EXERCISE INSTRUCTIONS
Each entry in the listing below should be restated word for word.
#### ENTRIES SUPPLIED
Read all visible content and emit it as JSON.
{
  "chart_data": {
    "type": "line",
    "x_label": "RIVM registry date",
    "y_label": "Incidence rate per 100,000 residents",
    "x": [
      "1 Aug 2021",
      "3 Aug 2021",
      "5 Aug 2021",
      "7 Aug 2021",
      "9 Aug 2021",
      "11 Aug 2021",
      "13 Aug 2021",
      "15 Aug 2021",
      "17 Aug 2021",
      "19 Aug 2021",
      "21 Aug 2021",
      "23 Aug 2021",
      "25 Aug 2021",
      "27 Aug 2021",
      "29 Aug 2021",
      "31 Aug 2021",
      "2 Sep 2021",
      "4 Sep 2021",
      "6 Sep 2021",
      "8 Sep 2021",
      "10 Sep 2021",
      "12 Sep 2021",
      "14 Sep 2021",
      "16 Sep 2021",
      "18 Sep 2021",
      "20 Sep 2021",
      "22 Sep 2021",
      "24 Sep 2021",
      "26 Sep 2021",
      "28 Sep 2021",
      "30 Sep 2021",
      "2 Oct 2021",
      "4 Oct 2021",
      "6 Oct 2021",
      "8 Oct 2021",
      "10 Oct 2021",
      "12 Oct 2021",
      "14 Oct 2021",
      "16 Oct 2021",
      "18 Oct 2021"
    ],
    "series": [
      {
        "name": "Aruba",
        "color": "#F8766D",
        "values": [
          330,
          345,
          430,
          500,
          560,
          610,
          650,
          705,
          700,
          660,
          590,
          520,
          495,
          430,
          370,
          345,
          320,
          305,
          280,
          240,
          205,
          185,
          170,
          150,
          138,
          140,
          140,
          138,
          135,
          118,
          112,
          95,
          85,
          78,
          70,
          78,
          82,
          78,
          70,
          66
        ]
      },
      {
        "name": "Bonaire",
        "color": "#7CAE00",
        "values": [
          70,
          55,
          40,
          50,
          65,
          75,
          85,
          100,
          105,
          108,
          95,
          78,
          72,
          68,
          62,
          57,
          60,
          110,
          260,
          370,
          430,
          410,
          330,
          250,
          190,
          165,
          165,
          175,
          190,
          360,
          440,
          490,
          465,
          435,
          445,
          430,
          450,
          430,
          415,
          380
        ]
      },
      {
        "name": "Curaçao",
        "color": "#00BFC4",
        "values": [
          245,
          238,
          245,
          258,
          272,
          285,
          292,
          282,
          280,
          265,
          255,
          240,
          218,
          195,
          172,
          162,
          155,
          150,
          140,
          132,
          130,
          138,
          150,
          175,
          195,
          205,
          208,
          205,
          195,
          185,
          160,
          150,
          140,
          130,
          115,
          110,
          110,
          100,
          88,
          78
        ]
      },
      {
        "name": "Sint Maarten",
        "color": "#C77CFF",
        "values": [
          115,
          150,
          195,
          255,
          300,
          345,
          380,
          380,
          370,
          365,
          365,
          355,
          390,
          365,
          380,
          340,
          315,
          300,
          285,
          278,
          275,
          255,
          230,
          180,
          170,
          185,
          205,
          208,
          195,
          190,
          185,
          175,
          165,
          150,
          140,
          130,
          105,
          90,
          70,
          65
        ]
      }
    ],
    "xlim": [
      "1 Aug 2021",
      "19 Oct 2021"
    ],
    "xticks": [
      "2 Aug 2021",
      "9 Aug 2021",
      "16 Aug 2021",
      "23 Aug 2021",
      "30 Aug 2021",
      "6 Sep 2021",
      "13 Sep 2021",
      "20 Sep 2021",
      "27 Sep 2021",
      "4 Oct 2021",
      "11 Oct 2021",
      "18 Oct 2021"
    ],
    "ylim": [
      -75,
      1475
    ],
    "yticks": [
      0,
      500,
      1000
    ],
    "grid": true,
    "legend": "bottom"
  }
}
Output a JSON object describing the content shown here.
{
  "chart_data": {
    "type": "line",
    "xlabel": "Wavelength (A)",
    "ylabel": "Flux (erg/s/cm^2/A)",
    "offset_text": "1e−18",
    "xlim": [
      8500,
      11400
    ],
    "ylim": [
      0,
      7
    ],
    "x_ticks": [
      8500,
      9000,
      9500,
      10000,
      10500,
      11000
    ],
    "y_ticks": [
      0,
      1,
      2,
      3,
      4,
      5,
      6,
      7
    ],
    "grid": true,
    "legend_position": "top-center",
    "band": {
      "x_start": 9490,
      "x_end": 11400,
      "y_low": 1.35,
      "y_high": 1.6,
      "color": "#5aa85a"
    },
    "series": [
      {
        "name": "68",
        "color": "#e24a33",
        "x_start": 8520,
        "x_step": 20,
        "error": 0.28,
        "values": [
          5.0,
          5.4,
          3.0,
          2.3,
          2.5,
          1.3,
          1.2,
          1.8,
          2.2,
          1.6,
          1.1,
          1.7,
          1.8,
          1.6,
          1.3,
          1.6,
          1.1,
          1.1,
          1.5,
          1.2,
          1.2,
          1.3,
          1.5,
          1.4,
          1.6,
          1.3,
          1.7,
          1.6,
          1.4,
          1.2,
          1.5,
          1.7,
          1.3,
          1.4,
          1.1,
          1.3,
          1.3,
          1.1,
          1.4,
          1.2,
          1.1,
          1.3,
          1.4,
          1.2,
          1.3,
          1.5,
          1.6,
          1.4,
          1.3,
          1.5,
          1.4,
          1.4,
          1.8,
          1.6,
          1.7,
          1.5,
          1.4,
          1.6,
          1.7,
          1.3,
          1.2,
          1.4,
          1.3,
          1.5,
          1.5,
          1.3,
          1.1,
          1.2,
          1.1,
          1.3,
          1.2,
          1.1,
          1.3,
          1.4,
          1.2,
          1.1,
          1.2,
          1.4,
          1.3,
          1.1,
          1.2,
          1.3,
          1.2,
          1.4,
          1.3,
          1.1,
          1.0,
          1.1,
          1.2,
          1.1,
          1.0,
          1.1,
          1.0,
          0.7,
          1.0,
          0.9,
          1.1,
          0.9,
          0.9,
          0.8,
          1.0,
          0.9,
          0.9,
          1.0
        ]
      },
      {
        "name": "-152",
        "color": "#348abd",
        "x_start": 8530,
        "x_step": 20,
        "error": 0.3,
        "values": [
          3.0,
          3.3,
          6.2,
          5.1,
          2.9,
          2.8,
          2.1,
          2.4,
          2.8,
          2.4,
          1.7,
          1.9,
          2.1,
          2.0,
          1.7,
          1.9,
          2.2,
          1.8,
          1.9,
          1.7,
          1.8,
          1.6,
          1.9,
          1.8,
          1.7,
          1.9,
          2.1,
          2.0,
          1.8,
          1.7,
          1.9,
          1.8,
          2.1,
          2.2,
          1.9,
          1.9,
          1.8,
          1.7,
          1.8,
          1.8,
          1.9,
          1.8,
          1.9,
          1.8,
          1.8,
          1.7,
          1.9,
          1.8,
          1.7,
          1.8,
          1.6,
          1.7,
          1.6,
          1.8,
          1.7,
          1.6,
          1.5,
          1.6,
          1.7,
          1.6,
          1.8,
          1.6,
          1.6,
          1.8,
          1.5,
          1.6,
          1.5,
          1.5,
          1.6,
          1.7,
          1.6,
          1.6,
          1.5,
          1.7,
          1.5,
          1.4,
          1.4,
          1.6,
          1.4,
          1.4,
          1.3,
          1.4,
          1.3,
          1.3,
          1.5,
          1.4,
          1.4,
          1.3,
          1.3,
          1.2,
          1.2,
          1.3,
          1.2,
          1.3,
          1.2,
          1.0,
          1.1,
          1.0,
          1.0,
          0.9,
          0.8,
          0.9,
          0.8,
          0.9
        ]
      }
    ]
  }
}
########
EXERCISE RESULT
Read all visible content and emit it as JSON.
{
  "chart_data": {
    "type": "line",
    "x_label": "RIVM registry date",
    "y_label": "Incidence rate per 100,000 residents",
    "x": [
      "1 Aug 2021",
      "3 Aug 2021",
      "5 Aug 2021",
      "7 Aug 2021",
      "9 Aug 2021",
      "11 Aug 2021",
      "13 Aug 2021",
      "15 Aug 2021",
      "17 Aug 2021",
      "19 Aug 2021",
      "21 Aug 2021",
      "23 Aug 2021",
      "25 Aug 2021",
      "27 Aug 2021",
      "29 Aug 2021",
      "31 Aug 2021",
      "2 Sep 2021",
      "4 Sep 2021",
      "6 Sep 2021",
      "8 Sep 2021",
      "10 Sep 2021",
      "12 Sep 2021",
      "14 Sep 2021",
      "16 Sep 2021",
      "18 Sep 2021",
      "20 Sep 2021",
      "22 Sep 2021",
      "24 Sep 2021",
      "26 Sep 2021",
      "28 Sep 2021",
      "30 Sep 2021",
      "2 Oct 2021",
      "4 Oct 2021",
      "6 Oct 2021",
      "8 Oct 2021",
      "10 Oct 2021",
      "12 Oct 2021",
      "14 Oct 2021",
      "16 Oct 2021",
      "18 Oct 2021"
    ],
    "series": [
      {
        "name": "Aruba",
        "color": "#F8766D",
        "values": [
          330,
          345,
          430,
          500,
          560,
          610,
          650,
          705,
          700,
          660,
          590,
          520,
          495,
          430,
          370,
          345,
          320,
          305,
          280,
          240,
          205,
          185,
          170,
          150,
          138,
          140,
          140,
          138,
          135,
          118,
          112,
          95,
          85,
          78,
          70,
          78,
          82,
          78,
          70,
          66
        ]
      },
      {
        "name": "Bonaire",
        "color": "#7CAE00",
        "values": [
          70,
          55,
          40,
          50,
          65,
          75,
          85,
          100,
          105,
          108,
          95,
          78,
          72,
          68,
          62,
          57,
          60,
          110,
          260,
          370,
          430,
          410,
          330,
          250,
          190,
          165,
          165,
          175,
          190,
          360,
          440,
          490,
          465,
          435,
          445,
          430,
          450,
          430,
          415,
          380
        ]
      },
      {
        "name": "Curaçao",
        "color": "#00BFC4",
        "values": [
          245,
          238,
          245,
          258,
          272,
          285,
          292,
          282,
          280,
          265,
          255,
          240,
          218,
          195,
          172,
          162,
          155,
          150,
          140,
          132,
          130,
          138,
          150,
          175,
          195,
          205,
          208,
          205,
          195,
          185,
          160,
          150,
          140,
          130,
          115,
          110,
          110,
          100,
          88,
          78
        ]
      },
      {
        "name": "Sint Maarten",
        "color": "#C77CFF",
        "values": [
          115,
          150,
          195,
          255,
          300,
          345,
          380,
          380,
          370,
          365,
          365,
          355,
          390,
          365,
          380,
          340,
          315,
          300,
          285,
          278,
          275,
          255,
          230,
          180,
          170,
          185,
          205,
          208,
          195,
          190,
          185,
          175,
          165,
          150,
          140,
          130,
          105,
          90,
          70,
          65
        ]
      }
    ],
    "xlim": [
      "1 Aug 2021",
      "19 Oct 2021"
    ],
    "xticks": [
      "2 Aug 2021",
      "9 Aug 2021",
      "16 Aug 2021",
      "23 Aug 2021",
      "30 Aug 2021",
      "6 Sep 2021",
      "13 Sep 2021",
      "20 Sep 2021",
      "27 Sep 2021",
      "4 Oct 2021",
      "11 Oct 2021",
      "18 Oct 2021"
    ],
    "ylim": [
      -75,
      1475
    ],
    "yticks": [
      0,
      500,
      1000
    ],
    "grid": true,
    "legend": "bottom"
  }
}
Output a JSON object describing the content shown here.
{
  "chart_data": {
    "type": "line",
    "xlabel": "Wavelength (A)",
    "ylabel": "Flux (erg/s/cm^2/A)",
    "offset_text": "1e−18",
    "xlim": [
      8500,
      11400
    ],
    "ylim": [
      0,
      7
    ],
    "x_ticks": [
      8500,
      9000,
      9500,
      10000,
      10500,
      11000
    ],
    "y_ticks": [
      0,
      1,
      2,
      3,
      4,
      5,
      6,
      7
    ],
    "grid": true,
    "legend_position": "top-center",
    "band": {
      "x_start": 9490,
      "x_end": 11400,
      "y_low": 1.35,
      "y_high": 1.6,
      "color": "#5aa85a"
    },
    "series": [
      {
        "name": "68",
        "color": "#e24a33",
        "x_start": 8520,
        "x_step": 20,
        "error": 0.28,
        "values": [
          5.0,
          5.4,
          3.0,
          2.3,
          2.5,
          1.3,
          1.2,
          1.8,
          2.2,
          1.6,
          1.1,
          1.7,
          1.8,
          1.6,
          1.3,
          1.6,
          1.1,
          1.1,
          1.5,
          1.2,
          1.2,
          1.3,
          1.5,
          1.4,
          1.6,
          1.3,
          1.7,
          1.6,
          1.4,
          1.2,
          1.5,
          1.7,
          1.3,
          1.4,
          1.1,
          1.3,
          1.3,
          1.1,
          1.4,
          1.2,
          1.1,
          1.3,
          1.4,
          1.2,
          1.3,
          1.5,
          1.6,
          1.4,
          1.3,
          1.5,
          1.4,
          1.4,
          1.8,
          1.6,
          1.7,
          1.5,
          1.4,
          1.6,
          1.7,
          1.3,
          1.2,
          1.4,
          1.3,
          1.5,
          1.5,
          1.3,
          1.1,
          1.2,
          1.1,
          1.3,
          1.2,
          1.1,
          1.3,
          1.4,
          1.2,
          1.1,
          1.2,
          1.4,
          1.3,
          1.1,
          1.2,
          1.3,
          1.2,
          1.4,
          1.3,
          1.1,
          1.0,
          1.1,
          1.2,
          1.1,
          1.0,
          1.1,
          1.0,
          0.7,
          1.0,
          0.9,
          1.1,
          0.9,
          0.9,
          0.8,
          1.0,
          0.9,
          0.9,
          1.0
        ]
      },
      {
        "name": "-152",
        "color": "#348abd",
        "x_start": 8530,
        "x_step": 20,
        "error": 0.3,
        "values": [
          3.0,
          3.3,
          6.2,
          5.1,
          2.9,
          2.8,
          2.1,
          2.4,
          2.8,
          2.4,
          1.7,
          1.9,
          2.1,
          2.0,
          1.7,
          1.9,
          2.2,
          1.8,
          1.9,
          1.7,
          1.8,
          1.6,
          1.9,
          1.8,
          1.7,
          1.9,
          2.1,
          2.0,
          1.8,
          1.7,
          1.9,
          1.8,
          2.1,
          2.2,
          1.9,
          1.9,
          1.8,
          1.7,
          1.8,
          1.8,
          1.9,
          1.8,
          1.9,
          1.8,
          1.8,
          1.7,
          1.9,
          1.8,
          1.7,
          1.8,
          1.6,
          1.7,
          1.6,
          1.8,
          1.7,
          1.6,
          1.5,
          1.6,
          1.7,
          1.6,
          1.8,
          1.6,
          1.6,
          1.8,
          1.5,
          1.6,
          1.5,
          1.5,
          1.6,
          1.7,
          1.6,
          1.6,
          1.5,
          1.7,
          1.5,
          1.4,
          1.4,
          1.6,
          1.4,
          1.4,
          1.3,
          1.4,
          1.3,
          1.3,
          1.5,
          1.4,
          1.4,
          1.3,
          1.3,
          1.2,
          1.2,
          1.3,
          1.2,
          1.3,
          1.2,
          1.0,
          1.1,
          1.0,
          1.0,
          0.9,
          0.8,
          0.9,
          0.8,
          0.9
        ]
      }
    ]
  }
}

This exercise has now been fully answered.